Give back each entry unchanged, minus pictures.

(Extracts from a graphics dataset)
begin

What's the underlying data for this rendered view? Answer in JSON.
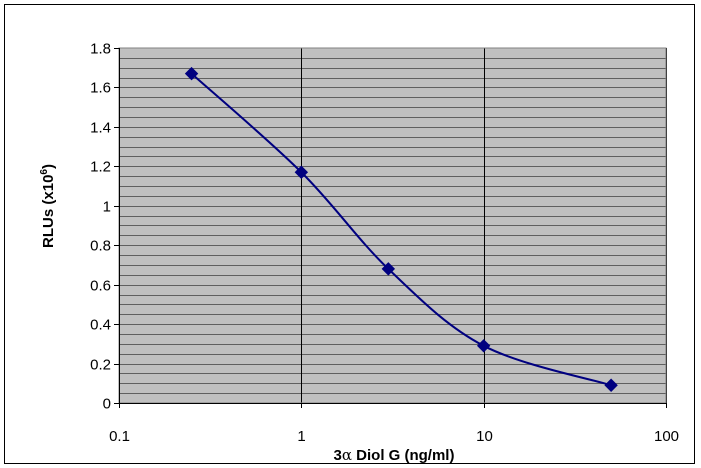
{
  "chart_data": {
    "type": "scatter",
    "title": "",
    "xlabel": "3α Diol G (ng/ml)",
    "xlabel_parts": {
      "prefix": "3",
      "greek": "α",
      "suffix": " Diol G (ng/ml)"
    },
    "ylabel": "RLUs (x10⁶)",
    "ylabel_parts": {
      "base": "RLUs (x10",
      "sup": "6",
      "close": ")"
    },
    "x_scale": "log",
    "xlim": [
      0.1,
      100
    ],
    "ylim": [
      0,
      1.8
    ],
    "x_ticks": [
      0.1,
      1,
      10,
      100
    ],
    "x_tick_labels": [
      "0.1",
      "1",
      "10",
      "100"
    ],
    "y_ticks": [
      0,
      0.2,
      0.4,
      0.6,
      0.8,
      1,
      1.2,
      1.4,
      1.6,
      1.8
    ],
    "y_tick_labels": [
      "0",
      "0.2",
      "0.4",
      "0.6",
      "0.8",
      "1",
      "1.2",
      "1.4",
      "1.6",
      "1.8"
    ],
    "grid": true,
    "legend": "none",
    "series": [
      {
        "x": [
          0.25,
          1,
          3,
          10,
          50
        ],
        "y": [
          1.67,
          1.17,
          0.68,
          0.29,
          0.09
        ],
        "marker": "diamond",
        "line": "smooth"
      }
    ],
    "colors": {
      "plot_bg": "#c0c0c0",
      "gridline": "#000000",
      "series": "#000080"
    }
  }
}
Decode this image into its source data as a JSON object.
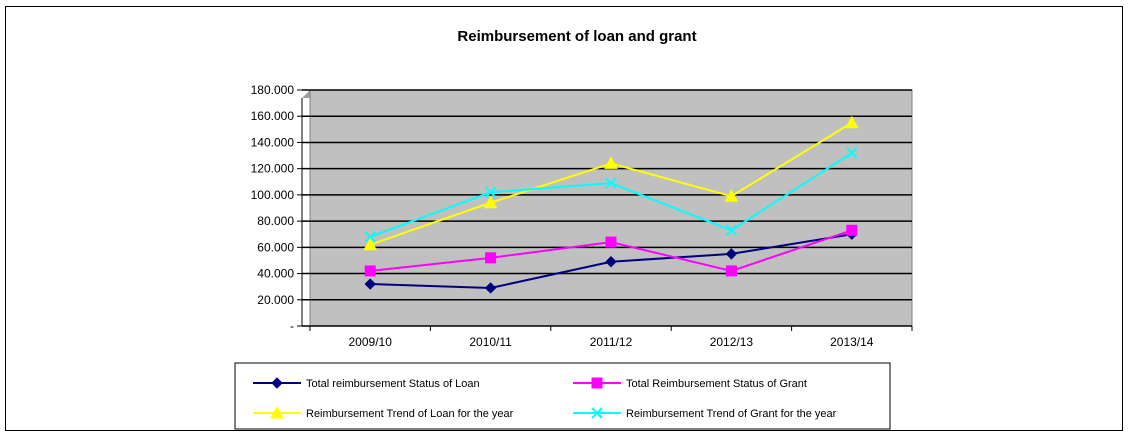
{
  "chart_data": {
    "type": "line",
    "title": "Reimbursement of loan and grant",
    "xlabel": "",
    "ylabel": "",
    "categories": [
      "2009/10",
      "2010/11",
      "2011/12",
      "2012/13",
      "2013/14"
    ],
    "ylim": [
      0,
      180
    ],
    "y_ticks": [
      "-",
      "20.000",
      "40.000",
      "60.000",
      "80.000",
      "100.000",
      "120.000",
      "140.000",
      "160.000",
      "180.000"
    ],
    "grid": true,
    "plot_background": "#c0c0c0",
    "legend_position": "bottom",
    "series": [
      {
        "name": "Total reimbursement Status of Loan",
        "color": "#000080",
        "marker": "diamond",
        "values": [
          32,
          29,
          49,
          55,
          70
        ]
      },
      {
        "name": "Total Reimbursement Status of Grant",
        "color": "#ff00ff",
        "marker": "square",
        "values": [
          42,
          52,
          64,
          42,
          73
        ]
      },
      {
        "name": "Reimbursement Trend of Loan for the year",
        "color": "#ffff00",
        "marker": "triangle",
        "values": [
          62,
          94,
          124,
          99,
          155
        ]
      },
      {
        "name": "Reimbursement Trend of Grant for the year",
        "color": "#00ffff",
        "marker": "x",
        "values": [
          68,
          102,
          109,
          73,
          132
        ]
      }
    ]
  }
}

end

Task result:
What's the underlying data for this rendered view? Answer in JSON.
{
  "chart_data": {
    "type": "scatter",
    "title": "",
    "xlabel": "3α Diol G (ng/ml)",
    "xlabel_parts": {
      "prefix": "3",
      "greek": "α",
      "suffix": " Diol G (ng/ml)"
    },
    "ylabel": "RLUs (x10⁶)",
    "ylabel_parts": {
      "base": "RLUs (x10",
      "sup": "6",
      "close": ")"
    },
    "x_scale": "log",
    "xlim": [
      0.1,
      100
    ],
    "ylim": [
      0,
      1.8
    ],
    "x_ticks": [
      0.1,
      1,
      10,
      100
    ],
    "x_tick_labels": [
      "0.1",
      "1",
      "10",
      "100"
    ],
    "y_ticks": [
      0,
      0.2,
      0.4,
      0.6,
      0.8,
      1,
      1.2,
      1.4,
      1.6,
      1.8
    ],
    "y_tick_labels": [
      "0",
      "0.2",
      "0.4",
      "0.6",
      "0.8",
      "1",
      "1.2",
      "1.4",
      "1.6",
      "1.8"
    ],
    "grid": true,
    "legend": "none",
    "series": [
      {
        "x": [
          0.25,
          1,
          3,
          10,
          50
        ],
        "y": [
          1.67,
          1.17,
          0.68,
          0.29,
          0.09
        ],
        "marker": "diamond",
        "line": "smooth"
      }
    ],
    "colors": {
      "plot_bg": "#c0c0c0",
      "gridline": "#000000",
      "series": "#000080"
    }
  }
}
Decode this image into its source data as a JSON object.
{
  "chart_data": {
    "type": "line",
    "title": "Reimbursement of loan and grant",
    "xlabel": "",
    "ylabel": "",
    "categories": [
      "2009/10",
      "2010/11",
      "2011/12",
      "2012/13",
      "2013/14"
    ],
    "ylim": [
      0,
      180
    ],
    "y_ticks": [
      "-",
      "20.000",
      "40.000",
      "60.000",
      "80.000",
      "100.000",
      "120.000",
      "140.000",
      "160.000",
      "180.000"
    ],
    "grid": true,
    "plot_background": "#c0c0c0",
    "legend_position": "bottom",
    "series": [
      {
        "name": "Total reimbursement Status of Loan",
        "color": "#000080",
        "marker": "diamond",
        "values": [
          32,
          29,
          49,
          55,
          70
        ]
      },
      {
        "name": "Total Reimbursement Status of Grant",
        "color": "#ff00ff",
        "marker": "square",
        "values": [
          42,
          52,
          64,
          42,
          73
        ]
      },
      {
        "name": "Reimbursement Trend of Loan for the year",
        "color": "#ffff00",
        "marker": "triangle",
        "values": [
          62,
          94,
          124,
          99,
          155
        ]
      },
      {
        "name": "Reimbursement Trend of Grant for the year",
        "color": "#00ffff",
        "marker": "x",
        "values": [
          68,
          102,
          109,
          73,
          132
        ]
      }
    ]
  }
}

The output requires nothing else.